Stored records
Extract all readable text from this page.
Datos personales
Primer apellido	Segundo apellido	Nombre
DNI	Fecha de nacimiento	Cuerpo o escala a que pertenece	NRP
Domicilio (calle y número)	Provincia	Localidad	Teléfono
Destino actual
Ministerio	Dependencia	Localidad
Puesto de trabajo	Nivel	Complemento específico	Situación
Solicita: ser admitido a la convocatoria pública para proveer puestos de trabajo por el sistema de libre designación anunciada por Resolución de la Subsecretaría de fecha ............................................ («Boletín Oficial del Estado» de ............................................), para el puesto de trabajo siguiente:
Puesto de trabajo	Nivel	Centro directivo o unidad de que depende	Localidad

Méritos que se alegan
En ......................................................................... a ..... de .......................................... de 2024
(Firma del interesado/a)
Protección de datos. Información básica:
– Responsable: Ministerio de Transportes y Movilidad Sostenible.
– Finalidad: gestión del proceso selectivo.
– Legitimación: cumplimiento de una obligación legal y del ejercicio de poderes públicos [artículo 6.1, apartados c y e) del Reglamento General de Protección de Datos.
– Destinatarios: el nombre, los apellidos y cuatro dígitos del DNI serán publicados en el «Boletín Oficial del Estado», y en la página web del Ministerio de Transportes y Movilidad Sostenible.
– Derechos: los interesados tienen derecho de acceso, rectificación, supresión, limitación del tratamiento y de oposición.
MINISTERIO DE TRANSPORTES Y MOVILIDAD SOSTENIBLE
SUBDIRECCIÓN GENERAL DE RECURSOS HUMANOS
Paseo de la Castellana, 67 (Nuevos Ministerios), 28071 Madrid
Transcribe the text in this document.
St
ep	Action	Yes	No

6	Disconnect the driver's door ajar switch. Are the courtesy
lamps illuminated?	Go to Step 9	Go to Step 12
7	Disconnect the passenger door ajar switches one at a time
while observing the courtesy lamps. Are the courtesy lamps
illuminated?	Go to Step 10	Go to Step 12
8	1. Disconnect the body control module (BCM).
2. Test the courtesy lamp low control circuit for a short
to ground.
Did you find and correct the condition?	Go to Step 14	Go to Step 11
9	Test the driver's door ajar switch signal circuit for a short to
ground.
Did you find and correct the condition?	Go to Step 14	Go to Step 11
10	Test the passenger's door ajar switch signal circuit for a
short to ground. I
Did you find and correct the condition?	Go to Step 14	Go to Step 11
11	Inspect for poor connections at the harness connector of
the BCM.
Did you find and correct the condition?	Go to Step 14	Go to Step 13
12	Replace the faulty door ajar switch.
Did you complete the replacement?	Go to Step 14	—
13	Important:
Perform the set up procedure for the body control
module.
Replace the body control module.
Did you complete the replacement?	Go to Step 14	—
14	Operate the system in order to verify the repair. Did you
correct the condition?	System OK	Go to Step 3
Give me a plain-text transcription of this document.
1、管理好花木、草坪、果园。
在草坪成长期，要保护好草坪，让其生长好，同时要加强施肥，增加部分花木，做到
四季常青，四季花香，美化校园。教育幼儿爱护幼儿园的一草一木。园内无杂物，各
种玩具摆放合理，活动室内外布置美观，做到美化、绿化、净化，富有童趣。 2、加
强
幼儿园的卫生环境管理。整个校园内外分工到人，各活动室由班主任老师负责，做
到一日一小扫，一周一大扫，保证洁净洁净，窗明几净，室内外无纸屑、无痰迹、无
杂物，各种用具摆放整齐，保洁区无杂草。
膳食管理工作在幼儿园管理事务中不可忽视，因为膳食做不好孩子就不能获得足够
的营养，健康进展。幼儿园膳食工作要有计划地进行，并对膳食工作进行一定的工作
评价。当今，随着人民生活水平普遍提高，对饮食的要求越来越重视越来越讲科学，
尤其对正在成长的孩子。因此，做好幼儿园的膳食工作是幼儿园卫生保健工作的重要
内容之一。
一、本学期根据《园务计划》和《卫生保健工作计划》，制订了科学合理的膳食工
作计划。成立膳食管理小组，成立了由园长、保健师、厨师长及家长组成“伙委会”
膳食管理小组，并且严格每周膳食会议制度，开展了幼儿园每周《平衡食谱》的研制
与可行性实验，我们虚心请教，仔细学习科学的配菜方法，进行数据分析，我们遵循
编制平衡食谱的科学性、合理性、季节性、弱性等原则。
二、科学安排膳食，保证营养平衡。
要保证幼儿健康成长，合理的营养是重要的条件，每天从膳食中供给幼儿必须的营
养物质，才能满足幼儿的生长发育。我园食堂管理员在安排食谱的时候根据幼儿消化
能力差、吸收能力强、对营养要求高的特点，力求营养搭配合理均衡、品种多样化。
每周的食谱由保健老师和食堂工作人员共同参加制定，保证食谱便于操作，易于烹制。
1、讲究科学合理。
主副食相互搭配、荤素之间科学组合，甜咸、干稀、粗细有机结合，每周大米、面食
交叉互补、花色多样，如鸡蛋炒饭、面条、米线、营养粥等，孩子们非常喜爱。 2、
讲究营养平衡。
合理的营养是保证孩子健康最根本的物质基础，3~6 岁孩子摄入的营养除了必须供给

PROMPT> Beginning at the line that contains "Give me a plain-text", retype each line of the listing up to and including the last one, exactly as it stands, and nothing else.

RESULT OF THIS TASK>
Give me a plain-text transcription of this document.
1、管理好花木、草坪、果园。
在草坪成长期，要保护好草坪，让其生长好，同时要加强施肥，增加部分花木，做到
四季常青，四季花香，美化校园。教育幼儿爱护幼儿园的一草一木。园内无杂物，各
种玩具摆放合理，活动室内外布置美观，做到美化、绿化、净化，富有童趣。 2、加
强
幼儿园的卫生环境管理。整个校园内外分工到人，各活动室由班主任老师负责，做
到一日一小扫，一周一大扫，保证洁净洁净，窗明几净，室内外无纸屑、无痰迹、无
杂物，各种用具摆放整齐，保洁区无杂草。
膳食管理工作在幼儿园管理事务中不可忽视，因为膳食做不好孩子就不能获得足够
的营养，健康进展。幼儿园膳食工作要有计划地进行，并对膳食工作进行一定的工作
评价。当今，随着人民生活水平普遍提高，对饮食的要求越来越重视越来越讲科学，
尤其对正在成长的孩子。因此，做好幼儿园的膳食工作是幼儿园卫生保健工作的重要
内容之一。
一、本学期根据《园务计划》和《卫生保健工作计划》，制订了科学合理的膳食工
作计划。成立膳食管理小组，成立了由园长、保健师、厨师长及家长组成“伙委会”
膳食管理小组，并且严格每周膳食会议制度，开展了幼儿园每周《平衡食谱》的研制
与可行性实验，我们虚心请教，仔细学习科学的配菜方法，进行数据分析，我们遵循
编制平衡食谱的科学性、合理性、季节性、弱性等原则。
二、科学安排膳食，保证营养平衡。
要保证幼儿健康成长，合理的营养是重要的条件，每天从膳食中供给幼儿必须的营
养物质，才能满足幼儿的生长发育。我园食堂管理员在安排食谱的时候根据幼儿消化
能力差、吸收能力强、对营养要求高的特点，力求营养搭配合理均衡、品种多样化。
每周的食谱由保健老师和食堂工作人员共同参加制定，保证食谱便于操作，易于烹制。
1、讲究科学合理。
主副食相互搭配、荤素之间科学组合，甜咸、干稀、粗细有机结合，每周大米、面食
交叉互补、花色多样，如鸡蛋炒饭、面条、米线、营养粥等，孩子们非常喜爱。 2、
讲究营养平衡。
合理的营养是保证孩子健康最根本的物质基础，3~6 岁孩子摄入的营养除了必须供给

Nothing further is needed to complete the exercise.